→ **Your task**:
Copy out each of the rows below word for word.

→ **Entries**:
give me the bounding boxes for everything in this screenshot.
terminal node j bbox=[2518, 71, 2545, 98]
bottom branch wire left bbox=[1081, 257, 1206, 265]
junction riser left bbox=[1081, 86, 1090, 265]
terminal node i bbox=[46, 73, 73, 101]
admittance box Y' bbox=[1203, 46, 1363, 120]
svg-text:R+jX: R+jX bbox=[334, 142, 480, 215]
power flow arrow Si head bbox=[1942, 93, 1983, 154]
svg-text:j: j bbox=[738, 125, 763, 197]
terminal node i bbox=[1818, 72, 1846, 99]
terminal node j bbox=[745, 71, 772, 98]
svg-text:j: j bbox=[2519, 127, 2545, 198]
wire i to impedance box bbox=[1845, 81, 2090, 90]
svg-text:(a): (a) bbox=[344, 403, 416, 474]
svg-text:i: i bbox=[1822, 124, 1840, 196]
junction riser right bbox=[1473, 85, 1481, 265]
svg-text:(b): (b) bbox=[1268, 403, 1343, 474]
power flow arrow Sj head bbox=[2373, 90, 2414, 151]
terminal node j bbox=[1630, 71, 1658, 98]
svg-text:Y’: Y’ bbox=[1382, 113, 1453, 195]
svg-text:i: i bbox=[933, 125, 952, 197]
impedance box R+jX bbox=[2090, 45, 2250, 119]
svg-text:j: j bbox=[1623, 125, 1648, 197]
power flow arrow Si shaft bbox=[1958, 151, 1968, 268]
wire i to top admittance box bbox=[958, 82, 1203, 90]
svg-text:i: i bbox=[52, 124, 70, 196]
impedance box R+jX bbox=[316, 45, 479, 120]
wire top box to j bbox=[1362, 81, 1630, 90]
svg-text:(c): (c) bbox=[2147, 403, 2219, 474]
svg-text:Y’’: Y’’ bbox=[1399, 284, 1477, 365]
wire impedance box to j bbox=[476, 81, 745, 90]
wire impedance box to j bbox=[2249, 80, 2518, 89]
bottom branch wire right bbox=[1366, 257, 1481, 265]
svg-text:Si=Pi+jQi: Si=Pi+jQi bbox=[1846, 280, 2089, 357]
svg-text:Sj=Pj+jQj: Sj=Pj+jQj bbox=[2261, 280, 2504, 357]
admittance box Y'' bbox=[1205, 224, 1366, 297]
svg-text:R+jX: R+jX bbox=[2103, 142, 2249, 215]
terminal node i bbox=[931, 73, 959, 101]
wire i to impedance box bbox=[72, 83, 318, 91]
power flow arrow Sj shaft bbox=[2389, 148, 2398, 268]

→ **Correct output**:
give me the bounding boxes for everything in this screenshot.
terminal node j bbox=[2518, 71, 2545, 98]
bottom branch wire left bbox=[1081, 257, 1206, 265]
junction riser left bbox=[1081, 86, 1090, 265]
terminal node i bbox=[46, 73, 73, 101]
admittance box Y' bbox=[1203, 46, 1363, 120]
svg-text:R+jX: R+jX bbox=[334, 142, 480, 215]
power flow arrow Si head bbox=[1942, 93, 1983, 154]
svg-text:j: j bbox=[738, 125, 763, 197]
terminal node i bbox=[1818, 72, 1846, 99]
terminal node j bbox=[745, 71, 772, 98]
svg-text:j: j bbox=[2519, 127, 2545, 198]
wire i to impedance box bbox=[1845, 81, 2090, 90]
svg-text:(a): (a) bbox=[344, 403, 416, 474]
svg-text:i: i bbox=[1822, 124, 1840, 196]
junction riser right bbox=[1473, 85, 1481, 265]
svg-text:(b): (b) bbox=[1268, 403, 1343, 474]
power flow arrow Sj head bbox=[2373, 90, 2414, 151]
terminal node j bbox=[1630, 71, 1658, 98]
svg-text:Y’: Y’ bbox=[1382, 113, 1453, 195]
svg-text:i: i bbox=[933, 125, 952, 197]
impedance box R+jX bbox=[2090, 45, 2250, 119]
svg-text:j: j bbox=[1623, 125, 1648, 197]
power flow arrow Si shaft bbox=[1958, 151, 1968, 268]
wire i to top admittance box bbox=[958, 82, 1203, 90]
svg-text:i: i bbox=[52, 124, 70, 196]
impedance box R+jX bbox=[316, 45, 479, 120]
wire top box to j bbox=[1362, 81, 1630, 90]
svg-text:(c): (c) bbox=[2147, 403, 2219, 474]
svg-text:Y’’: Y’’ bbox=[1399, 284, 1477, 365]
wire impedance box to j bbox=[476, 81, 745, 90]
wire impedance box to j bbox=[2249, 80, 2518, 89]
bottom branch wire right bbox=[1366, 257, 1481, 265]
svg-text:Si=Pi+jQi: Si=Pi+jQi bbox=[1846, 280, 2089, 357]
svg-text:Sj=Pj+jQj: Sj=Pj+jQj bbox=[2261, 280, 2504, 357]
admittance box Y'' bbox=[1205, 224, 1366, 297]
svg-text:R+jX: R+jX bbox=[2103, 142, 2249, 215]
terminal node i bbox=[931, 73, 959, 101]
wire i to impedance box bbox=[72, 83, 318, 91]
power flow arrow Sj shaft bbox=[2389, 148, 2398, 268]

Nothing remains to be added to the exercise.